SET TASK:
Reproduce the records verbatim, starting at the first line and ending with the line that contains "legend-box [542, 376, 657, 648]", including that line.

THE RECORDS:
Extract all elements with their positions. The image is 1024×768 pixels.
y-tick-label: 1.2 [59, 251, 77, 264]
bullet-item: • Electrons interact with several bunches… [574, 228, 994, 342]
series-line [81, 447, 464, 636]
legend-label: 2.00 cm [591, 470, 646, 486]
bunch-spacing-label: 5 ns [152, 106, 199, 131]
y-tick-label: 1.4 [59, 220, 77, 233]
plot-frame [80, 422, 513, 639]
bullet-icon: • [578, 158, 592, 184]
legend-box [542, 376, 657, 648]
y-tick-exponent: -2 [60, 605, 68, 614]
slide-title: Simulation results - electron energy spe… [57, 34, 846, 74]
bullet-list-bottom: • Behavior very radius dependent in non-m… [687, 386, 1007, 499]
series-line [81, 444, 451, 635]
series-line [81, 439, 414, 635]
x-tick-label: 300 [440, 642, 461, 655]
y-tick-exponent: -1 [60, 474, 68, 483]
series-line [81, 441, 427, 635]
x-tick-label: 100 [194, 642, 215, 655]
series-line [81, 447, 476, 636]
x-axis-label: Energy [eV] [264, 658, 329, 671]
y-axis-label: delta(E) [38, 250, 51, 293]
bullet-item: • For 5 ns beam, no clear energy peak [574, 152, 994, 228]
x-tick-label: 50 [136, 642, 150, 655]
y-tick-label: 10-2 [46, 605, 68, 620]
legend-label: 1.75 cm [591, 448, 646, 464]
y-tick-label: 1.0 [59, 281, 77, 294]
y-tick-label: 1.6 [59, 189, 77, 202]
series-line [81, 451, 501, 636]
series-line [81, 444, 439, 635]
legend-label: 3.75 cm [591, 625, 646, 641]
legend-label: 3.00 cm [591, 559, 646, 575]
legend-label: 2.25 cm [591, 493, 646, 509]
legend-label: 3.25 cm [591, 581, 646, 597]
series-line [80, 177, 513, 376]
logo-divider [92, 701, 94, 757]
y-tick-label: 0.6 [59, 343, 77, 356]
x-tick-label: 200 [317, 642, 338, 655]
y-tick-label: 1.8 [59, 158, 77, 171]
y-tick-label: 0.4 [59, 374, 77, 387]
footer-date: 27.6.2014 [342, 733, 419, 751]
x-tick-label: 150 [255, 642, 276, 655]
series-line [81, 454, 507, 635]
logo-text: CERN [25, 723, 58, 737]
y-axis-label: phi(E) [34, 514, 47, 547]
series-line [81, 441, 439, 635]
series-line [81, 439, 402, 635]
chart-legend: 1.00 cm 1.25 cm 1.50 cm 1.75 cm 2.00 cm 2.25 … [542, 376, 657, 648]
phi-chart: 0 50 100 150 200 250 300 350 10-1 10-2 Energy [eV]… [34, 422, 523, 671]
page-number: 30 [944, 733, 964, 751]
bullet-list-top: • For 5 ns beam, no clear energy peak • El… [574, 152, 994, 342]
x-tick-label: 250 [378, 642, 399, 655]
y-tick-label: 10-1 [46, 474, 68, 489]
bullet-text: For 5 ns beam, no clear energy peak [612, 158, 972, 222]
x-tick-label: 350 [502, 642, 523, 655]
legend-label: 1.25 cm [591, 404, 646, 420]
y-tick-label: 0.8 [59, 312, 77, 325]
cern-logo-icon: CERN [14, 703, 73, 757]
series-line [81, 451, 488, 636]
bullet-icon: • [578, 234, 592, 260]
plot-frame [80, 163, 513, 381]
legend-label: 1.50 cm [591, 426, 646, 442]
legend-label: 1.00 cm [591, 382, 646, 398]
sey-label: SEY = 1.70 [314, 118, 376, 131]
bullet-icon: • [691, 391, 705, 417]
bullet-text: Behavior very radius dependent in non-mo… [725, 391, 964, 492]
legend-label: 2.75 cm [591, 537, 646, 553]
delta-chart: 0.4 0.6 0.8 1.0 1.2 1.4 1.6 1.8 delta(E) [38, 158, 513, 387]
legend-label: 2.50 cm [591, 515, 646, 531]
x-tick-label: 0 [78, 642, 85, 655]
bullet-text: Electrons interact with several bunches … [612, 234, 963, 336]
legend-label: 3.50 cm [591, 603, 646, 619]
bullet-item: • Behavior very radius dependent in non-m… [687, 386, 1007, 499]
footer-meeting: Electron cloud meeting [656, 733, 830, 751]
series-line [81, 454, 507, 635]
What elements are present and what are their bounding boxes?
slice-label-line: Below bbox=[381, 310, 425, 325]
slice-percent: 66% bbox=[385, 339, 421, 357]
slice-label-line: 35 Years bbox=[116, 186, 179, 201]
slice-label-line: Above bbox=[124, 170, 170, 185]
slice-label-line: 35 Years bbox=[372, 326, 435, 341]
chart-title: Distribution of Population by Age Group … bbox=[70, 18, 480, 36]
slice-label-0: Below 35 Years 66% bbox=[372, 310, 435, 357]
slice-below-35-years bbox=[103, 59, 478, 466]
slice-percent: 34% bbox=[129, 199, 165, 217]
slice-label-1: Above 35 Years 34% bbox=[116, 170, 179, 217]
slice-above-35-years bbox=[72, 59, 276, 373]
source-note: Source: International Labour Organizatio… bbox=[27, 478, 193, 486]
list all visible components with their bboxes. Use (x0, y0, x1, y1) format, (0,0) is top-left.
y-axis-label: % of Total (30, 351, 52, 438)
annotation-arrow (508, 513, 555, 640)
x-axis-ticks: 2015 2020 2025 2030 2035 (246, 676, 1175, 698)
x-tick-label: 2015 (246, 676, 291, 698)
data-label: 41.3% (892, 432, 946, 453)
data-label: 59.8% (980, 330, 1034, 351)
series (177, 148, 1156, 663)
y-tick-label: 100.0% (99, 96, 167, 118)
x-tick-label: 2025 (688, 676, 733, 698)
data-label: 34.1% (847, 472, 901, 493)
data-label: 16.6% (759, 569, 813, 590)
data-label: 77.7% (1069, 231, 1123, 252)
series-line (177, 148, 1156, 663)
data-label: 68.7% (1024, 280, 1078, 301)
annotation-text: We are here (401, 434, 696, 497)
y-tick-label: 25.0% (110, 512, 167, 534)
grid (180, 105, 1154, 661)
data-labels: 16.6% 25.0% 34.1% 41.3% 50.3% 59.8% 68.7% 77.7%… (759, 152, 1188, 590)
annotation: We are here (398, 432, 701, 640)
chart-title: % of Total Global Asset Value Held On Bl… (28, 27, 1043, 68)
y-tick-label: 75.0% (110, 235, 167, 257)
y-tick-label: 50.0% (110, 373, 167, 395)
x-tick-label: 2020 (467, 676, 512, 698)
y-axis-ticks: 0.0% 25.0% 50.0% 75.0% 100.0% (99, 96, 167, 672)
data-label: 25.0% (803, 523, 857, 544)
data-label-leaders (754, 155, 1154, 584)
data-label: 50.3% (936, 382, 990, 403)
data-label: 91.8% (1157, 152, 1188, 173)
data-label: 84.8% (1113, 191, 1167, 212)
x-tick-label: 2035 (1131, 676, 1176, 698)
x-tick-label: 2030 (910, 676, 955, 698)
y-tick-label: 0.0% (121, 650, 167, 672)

COMPLETE ANSWER:
Extract all elements with their positions. The image is 1024×768 pixels.
y-tick-label: 1.2 [59, 251, 77, 264]
bullet-item: • Electrons interact with several bunches… [574, 228, 994, 342]
series-line [81, 447, 464, 636]
legend-label: 2.00 cm [591, 470, 646, 486]
bunch-spacing-label: 5 ns [152, 106, 199, 131]
y-tick-label: 1.4 [59, 220, 77, 233]
plot-frame [80, 422, 513, 639]
bullet-icon: • [578, 158, 592, 184]
legend-box [542, 376, 657, 648]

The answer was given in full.